◆ Data shown:
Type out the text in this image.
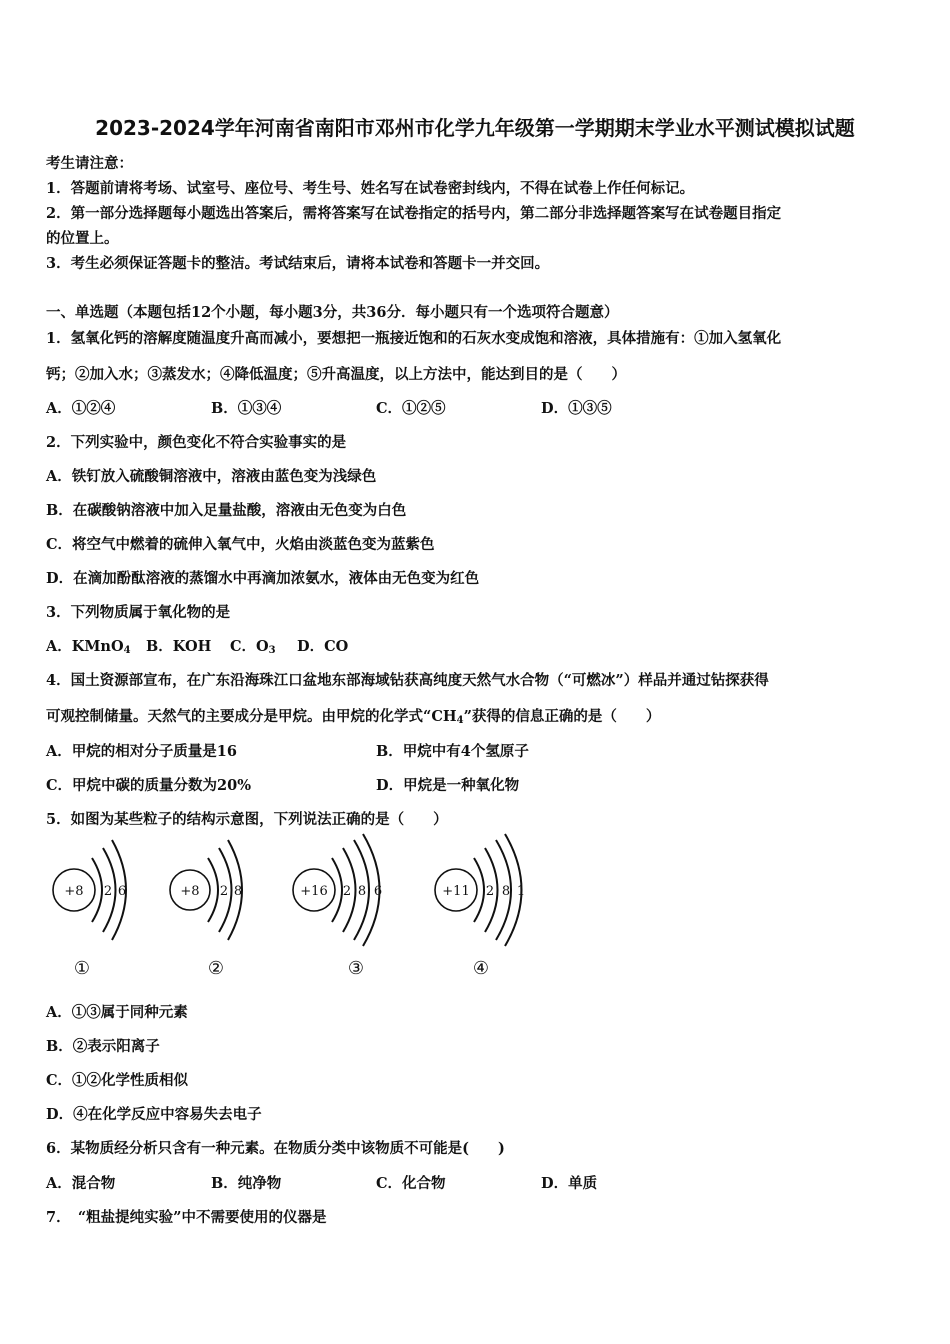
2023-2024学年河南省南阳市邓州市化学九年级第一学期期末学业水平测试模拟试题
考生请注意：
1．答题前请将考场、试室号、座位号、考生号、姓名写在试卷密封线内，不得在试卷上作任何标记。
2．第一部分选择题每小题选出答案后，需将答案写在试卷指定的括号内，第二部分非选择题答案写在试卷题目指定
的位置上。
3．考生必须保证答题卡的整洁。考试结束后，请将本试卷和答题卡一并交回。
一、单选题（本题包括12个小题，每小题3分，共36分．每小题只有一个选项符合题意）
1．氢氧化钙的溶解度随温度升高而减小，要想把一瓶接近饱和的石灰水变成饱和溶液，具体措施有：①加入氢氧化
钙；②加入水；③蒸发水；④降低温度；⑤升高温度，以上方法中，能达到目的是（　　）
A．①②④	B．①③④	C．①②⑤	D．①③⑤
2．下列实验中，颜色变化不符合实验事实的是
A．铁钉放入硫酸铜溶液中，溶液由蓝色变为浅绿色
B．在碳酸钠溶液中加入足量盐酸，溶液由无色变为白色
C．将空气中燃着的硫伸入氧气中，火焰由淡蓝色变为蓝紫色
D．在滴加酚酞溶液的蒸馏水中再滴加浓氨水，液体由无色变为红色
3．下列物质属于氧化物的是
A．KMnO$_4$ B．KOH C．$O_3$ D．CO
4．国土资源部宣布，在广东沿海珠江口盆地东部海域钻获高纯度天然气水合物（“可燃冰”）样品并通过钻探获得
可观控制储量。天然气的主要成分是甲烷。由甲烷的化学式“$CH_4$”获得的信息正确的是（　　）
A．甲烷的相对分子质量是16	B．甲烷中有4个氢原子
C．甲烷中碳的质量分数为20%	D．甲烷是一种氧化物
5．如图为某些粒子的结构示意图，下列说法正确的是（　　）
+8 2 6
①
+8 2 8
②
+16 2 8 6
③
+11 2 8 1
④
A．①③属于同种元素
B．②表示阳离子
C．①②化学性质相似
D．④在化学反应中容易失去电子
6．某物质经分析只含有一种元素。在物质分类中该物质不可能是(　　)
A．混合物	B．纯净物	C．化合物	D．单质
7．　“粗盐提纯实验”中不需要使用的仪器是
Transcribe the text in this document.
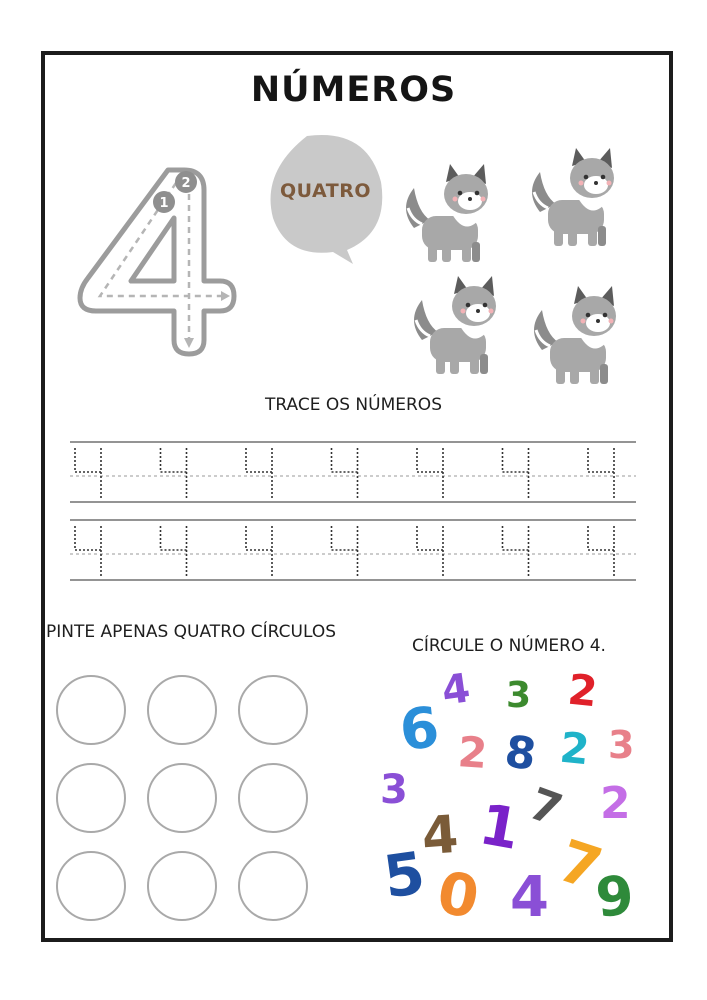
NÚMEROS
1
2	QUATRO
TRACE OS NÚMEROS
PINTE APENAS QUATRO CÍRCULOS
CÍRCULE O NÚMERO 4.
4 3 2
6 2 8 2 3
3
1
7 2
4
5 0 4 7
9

◆ Exercise description: Write out the records above exactly as they stand, leaving out every picture.

◆ The reply:
Type out the text in this image.
2023-2024学年河南省南阳市邓州市化学九年级第一学期期末学业水平测试模拟试题
考生请注意：
1．答题前请将考场、试室号、座位号、考生号、姓名写在试卷密封线内，不得在试卷上作任何标记。
2．第一部分选择题每小题选出答案后，需将答案写在试卷指定的括号内，第二部分非选择题答案写在试卷题目指定
的位置上。
3．考生必须保证答题卡的整洁。考试结束后，请将本试卷和答题卡一并交回。
一、单选题（本题包括12个小题，每小题3分，共36分．每小题只有一个选项符合题意）
1．氢氧化钙的溶解度随温度升高而减小，要想把一瓶接近饱和的石灰水变成饱和溶液，具体措施有：①加入氢氧化
钙；②加入水；③蒸发水；④降低温度；⑤升高温度，以上方法中，能达到目的是（　　）
A．①②④	B．①③④	C．①②⑤	D．①③⑤
2．下列实验中，颜色变化不符合实验事实的是
A．铁钉放入硫酸铜溶液中，溶液由蓝色变为浅绿色
B．在碳酸钠溶液中加入足量盐酸，溶液由无色变为白色
C．将空气中燃着的硫伸入氧气中，火焰由淡蓝色变为蓝紫色
D．在滴加酚酞溶液的蒸馏水中再滴加浓氨水，液体由无色变为红色
3．下列物质属于氧化物的是
A．KMnO$_4$ B．KOH C．$O_3$ D．CO
4．国土资源部宣布，在广东沿海珠江口盆地东部海域钻获高纯度天然气水合物（“可燃冰”）样品并通过钻探获得
可观控制储量。天然气的主要成分是甲烷。由甲烷的化学式“$CH_4$”获得的信息正确的是（　　）
A．甲烷的相对分子质量是16	B．甲烷中有4个氢原子
C．甲烷中碳的质量分数为20%	D．甲烷是一种氧化物
5．如图为某些粒子的结构示意图，下列说法正确的是（　　）
+8 2 6
①
+8 2 8
②
+16 2 8 6
③
+11 2 8 1
④
A．①③属于同种元素
B．②表示阳离子
C．①②化学性质相似
D．④在化学反应中容易失去电子
6．某物质经分析只含有一种元素。在物质分类中该物质不可能是(　　)
A．混合物	B．纯净物	C．化合物	D．单质
7．　“粗盐提纯实验”中不需要使用的仪器是
Transcribe the text in this document.
NÚMEROS
1
2	QUATRO
TRACE OS NÚMEROS
PINTE APENAS QUATRO CÍRCULOS
CÍRCULE O NÚMERO 4.
4 3 2
6 2 8 2 3
3
1
7 2
4
5 0 4 7
9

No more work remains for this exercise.